To be done —
Set down the whole listing verbatim.

☆ ☆ ☆

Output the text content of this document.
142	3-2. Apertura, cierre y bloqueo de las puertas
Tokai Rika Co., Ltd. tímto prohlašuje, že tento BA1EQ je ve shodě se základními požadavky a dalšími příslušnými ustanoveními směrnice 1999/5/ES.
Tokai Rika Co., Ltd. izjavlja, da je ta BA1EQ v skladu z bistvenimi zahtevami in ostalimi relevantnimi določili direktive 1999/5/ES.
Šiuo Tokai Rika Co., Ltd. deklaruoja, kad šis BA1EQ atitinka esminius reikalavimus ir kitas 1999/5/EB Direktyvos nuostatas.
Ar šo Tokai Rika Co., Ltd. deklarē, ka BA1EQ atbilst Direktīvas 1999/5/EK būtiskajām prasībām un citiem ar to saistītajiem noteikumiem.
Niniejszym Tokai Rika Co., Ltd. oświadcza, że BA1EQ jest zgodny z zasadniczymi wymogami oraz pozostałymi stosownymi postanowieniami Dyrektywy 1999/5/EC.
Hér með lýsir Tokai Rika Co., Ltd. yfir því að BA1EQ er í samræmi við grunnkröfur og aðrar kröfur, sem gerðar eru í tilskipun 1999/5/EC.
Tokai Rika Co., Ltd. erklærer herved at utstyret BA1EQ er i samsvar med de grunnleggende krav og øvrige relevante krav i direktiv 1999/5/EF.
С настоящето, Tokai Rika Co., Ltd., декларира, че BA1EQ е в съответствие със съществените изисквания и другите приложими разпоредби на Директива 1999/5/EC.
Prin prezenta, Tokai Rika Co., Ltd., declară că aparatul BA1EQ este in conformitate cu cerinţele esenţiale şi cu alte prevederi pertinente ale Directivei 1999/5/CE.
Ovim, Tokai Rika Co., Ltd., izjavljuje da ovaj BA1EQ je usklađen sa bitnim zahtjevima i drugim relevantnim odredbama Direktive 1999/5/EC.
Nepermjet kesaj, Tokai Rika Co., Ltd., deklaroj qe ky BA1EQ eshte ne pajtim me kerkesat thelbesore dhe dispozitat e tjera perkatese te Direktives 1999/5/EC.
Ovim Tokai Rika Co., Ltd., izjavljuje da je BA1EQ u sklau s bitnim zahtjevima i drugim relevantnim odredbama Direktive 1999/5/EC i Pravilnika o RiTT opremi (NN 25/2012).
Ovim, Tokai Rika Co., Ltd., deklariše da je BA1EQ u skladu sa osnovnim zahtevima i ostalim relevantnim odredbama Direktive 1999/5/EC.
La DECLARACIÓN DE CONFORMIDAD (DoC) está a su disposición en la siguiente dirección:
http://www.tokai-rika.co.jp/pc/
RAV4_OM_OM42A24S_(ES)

☆ ☆ ☆

Solution below —
Output the text content of this document.
142	3-2. Apertura, cierre y bloqueo de las puertas
Tokai Rika Co., Ltd. tímto prohlašuje, že tento BA1EQ je ve shodě se základními požadavky a dalšími příslušnými ustanoveními směrnice 1999/5/ES.
Tokai Rika Co., Ltd. izjavlja, da je ta BA1EQ v skladu z bistvenimi zahtevami in ostalimi relevantnimi določili direktive 1999/5/ES.
Šiuo Tokai Rika Co., Ltd. deklaruoja, kad šis BA1EQ atitinka esminius reikalavimus ir kitas 1999/5/EB Direktyvos nuostatas.
Ar šo Tokai Rika Co., Ltd. deklarē, ka BA1EQ atbilst Direktīvas 1999/5/EK būtiskajām prasībām un citiem ar to saistītajiem noteikumiem.
Niniejszym Tokai Rika Co., Ltd. oświadcza, że BA1EQ jest zgodny z zasadniczymi wymogami oraz pozostałymi stosownymi postanowieniami Dyrektywy 1999/5/EC.
Hér með lýsir Tokai Rika Co., Ltd. yfir því að BA1EQ er í samræmi við grunnkröfur og aðrar kröfur, sem gerðar eru í tilskipun 1999/5/EC.
Tokai Rika Co., Ltd. erklærer herved at utstyret BA1EQ er i samsvar med de grunnleggende krav og øvrige relevante krav i direktiv 1999/5/EF.
С настоящето, Tokai Rika Co., Ltd., декларира, че BA1EQ е в съответствие със съществените изисквания и другите приложими разпоредби на Директива 1999/5/EC.
Prin prezenta, Tokai Rika Co., Ltd., declară că aparatul BA1EQ este in conformitate cu cerinţele esenţiale şi cu alte prevederi pertinente ale Directivei 1999/5/CE.
Ovim, Tokai Rika Co., Ltd., izjavljuje da ovaj BA1EQ je usklađen sa bitnim zahtjevima i drugim relevantnim odredbama Direktive 1999/5/EC.
Nepermjet kesaj, Tokai Rika Co., Ltd., deklaroj qe ky BA1EQ eshte ne pajtim me kerkesat thelbesore dhe dispozitat e tjera perkatese te Direktives 1999/5/EC.
Ovim Tokai Rika Co., Ltd., izjavljuje da je BA1EQ u sklau s bitnim zahtjevima i drugim relevantnim odredbama Direktive 1999/5/EC i Pravilnika o RiTT opremi (NN 25/2012).
Ovim, Tokai Rika Co., Ltd., deklariše da je BA1EQ u skladu sa osnovnim zahtevima i ostalim relevantnim odredbama Direktive 1999/5/EC.
La DECLARACIÓN DE CONFORMIDAD (DoC) está a su disposición en la siguiente dirección:
http://www.tokai-rika.co.jp/pc/
RAV4_OM_OM42A24S_(ES)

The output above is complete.